§ Stored dataset items
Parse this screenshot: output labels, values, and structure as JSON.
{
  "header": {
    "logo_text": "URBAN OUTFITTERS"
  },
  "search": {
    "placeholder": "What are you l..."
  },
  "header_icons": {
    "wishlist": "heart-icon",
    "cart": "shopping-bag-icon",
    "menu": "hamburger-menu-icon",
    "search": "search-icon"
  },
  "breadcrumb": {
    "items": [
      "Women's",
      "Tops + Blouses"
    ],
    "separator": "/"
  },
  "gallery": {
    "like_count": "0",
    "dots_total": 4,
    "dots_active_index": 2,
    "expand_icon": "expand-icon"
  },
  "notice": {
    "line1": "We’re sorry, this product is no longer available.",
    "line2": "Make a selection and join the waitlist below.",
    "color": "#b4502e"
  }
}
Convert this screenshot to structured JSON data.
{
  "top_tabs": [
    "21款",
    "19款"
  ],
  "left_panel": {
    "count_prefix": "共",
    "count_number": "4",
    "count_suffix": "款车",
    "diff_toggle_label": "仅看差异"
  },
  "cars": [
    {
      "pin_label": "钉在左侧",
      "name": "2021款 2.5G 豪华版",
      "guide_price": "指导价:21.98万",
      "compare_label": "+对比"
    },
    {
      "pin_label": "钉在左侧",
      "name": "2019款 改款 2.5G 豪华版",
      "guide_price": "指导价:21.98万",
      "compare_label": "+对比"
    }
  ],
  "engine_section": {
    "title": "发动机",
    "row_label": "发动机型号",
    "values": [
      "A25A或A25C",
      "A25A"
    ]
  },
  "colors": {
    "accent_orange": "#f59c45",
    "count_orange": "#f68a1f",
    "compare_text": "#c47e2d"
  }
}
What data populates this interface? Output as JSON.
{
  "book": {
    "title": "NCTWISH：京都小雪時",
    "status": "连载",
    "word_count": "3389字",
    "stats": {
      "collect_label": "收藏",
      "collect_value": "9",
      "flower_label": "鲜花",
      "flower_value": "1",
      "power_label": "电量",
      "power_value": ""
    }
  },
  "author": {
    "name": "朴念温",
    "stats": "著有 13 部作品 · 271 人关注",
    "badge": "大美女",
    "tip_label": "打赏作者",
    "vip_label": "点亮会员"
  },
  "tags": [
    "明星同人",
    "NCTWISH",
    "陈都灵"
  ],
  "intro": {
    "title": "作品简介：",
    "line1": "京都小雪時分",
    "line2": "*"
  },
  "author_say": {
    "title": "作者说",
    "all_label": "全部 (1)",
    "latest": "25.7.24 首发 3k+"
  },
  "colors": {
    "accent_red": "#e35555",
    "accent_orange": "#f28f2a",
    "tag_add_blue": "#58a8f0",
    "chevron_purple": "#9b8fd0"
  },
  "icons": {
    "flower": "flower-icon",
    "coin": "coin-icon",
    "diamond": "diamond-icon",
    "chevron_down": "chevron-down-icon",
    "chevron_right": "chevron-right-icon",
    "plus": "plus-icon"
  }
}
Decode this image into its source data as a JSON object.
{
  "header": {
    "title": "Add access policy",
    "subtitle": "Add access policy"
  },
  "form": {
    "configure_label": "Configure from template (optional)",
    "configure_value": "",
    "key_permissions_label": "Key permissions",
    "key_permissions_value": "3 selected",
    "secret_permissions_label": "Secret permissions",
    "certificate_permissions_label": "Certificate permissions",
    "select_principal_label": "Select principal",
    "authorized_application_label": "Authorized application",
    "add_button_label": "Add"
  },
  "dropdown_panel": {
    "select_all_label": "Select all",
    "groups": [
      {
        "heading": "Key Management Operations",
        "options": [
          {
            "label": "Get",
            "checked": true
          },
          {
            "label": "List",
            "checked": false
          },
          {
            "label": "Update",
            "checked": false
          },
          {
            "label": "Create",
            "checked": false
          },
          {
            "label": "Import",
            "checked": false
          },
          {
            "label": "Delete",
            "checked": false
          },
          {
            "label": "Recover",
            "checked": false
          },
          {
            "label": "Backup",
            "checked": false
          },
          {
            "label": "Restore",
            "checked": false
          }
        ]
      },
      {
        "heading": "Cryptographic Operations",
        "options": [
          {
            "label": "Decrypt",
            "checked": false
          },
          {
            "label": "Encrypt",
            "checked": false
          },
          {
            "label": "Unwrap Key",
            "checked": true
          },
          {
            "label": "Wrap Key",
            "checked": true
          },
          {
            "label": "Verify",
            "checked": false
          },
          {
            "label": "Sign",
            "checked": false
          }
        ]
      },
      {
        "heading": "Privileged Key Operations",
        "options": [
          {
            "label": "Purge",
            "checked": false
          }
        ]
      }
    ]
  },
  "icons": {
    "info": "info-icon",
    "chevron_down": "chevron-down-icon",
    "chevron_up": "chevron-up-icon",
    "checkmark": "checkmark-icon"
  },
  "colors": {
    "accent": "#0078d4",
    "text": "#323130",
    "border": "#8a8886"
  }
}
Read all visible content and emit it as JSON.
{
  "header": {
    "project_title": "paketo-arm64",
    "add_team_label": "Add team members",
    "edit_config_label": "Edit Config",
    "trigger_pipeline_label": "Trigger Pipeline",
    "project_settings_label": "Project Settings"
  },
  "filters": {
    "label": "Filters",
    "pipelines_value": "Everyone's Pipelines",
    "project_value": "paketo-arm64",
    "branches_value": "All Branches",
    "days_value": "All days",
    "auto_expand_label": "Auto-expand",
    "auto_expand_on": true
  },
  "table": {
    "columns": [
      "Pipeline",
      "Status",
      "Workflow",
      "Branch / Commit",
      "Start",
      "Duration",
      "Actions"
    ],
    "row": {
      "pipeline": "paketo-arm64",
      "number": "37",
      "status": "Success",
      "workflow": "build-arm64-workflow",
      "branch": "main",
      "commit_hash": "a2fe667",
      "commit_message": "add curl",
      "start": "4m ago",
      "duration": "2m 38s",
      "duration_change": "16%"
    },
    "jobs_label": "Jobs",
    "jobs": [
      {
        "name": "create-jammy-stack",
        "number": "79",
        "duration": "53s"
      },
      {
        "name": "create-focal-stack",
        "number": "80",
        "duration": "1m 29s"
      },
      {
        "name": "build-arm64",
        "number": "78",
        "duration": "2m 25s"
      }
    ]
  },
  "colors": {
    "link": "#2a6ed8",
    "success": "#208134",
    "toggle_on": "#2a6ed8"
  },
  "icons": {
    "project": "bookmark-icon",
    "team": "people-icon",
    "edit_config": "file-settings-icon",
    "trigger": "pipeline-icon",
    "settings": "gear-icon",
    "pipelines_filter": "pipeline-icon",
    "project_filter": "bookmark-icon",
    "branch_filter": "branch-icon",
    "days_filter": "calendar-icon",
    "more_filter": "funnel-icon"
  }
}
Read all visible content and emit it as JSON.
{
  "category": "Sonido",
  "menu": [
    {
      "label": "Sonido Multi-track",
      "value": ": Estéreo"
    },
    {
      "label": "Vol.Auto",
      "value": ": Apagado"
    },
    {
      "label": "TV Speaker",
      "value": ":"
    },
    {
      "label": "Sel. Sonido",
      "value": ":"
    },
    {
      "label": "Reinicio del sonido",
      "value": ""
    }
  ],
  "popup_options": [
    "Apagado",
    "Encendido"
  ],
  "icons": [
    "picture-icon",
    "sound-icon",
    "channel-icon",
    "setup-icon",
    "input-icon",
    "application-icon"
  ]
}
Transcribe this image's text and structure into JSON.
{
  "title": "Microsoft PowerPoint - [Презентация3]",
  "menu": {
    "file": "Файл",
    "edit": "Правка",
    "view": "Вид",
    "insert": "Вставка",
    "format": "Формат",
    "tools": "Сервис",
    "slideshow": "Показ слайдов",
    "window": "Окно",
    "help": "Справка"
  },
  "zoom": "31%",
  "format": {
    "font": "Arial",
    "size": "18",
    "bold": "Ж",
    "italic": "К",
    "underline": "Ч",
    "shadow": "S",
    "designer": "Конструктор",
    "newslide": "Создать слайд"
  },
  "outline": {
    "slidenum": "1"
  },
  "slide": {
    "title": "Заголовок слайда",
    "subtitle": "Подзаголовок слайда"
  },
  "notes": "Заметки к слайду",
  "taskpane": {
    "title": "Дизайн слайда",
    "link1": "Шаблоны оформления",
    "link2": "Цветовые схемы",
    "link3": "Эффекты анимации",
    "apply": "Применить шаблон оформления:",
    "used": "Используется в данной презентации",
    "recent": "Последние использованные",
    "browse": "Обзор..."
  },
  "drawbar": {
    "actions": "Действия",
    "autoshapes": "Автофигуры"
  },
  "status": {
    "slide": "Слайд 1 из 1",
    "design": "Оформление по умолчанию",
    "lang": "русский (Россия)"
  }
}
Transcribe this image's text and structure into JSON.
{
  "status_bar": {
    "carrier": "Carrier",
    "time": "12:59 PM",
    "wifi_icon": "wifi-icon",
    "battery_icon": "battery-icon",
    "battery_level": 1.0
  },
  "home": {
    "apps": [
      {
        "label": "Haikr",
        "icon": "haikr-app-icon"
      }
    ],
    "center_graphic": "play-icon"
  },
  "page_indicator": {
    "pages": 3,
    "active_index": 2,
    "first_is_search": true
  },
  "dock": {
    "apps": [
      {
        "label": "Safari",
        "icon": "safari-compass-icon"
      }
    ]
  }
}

§ EXERCISE DIRECTIONS
Above are the records. Copy every line in them holding "name".

§ RESULT FOR THIS TASK
      "name": "2021款 2.5G 豪华版",
      "name": "2019款 改款 2.5G 豪华版",
    "name": "朴念温",
        "name": "create-jammy-stack",
        "name": "create-focal-stack",
        "name": "build-arm64",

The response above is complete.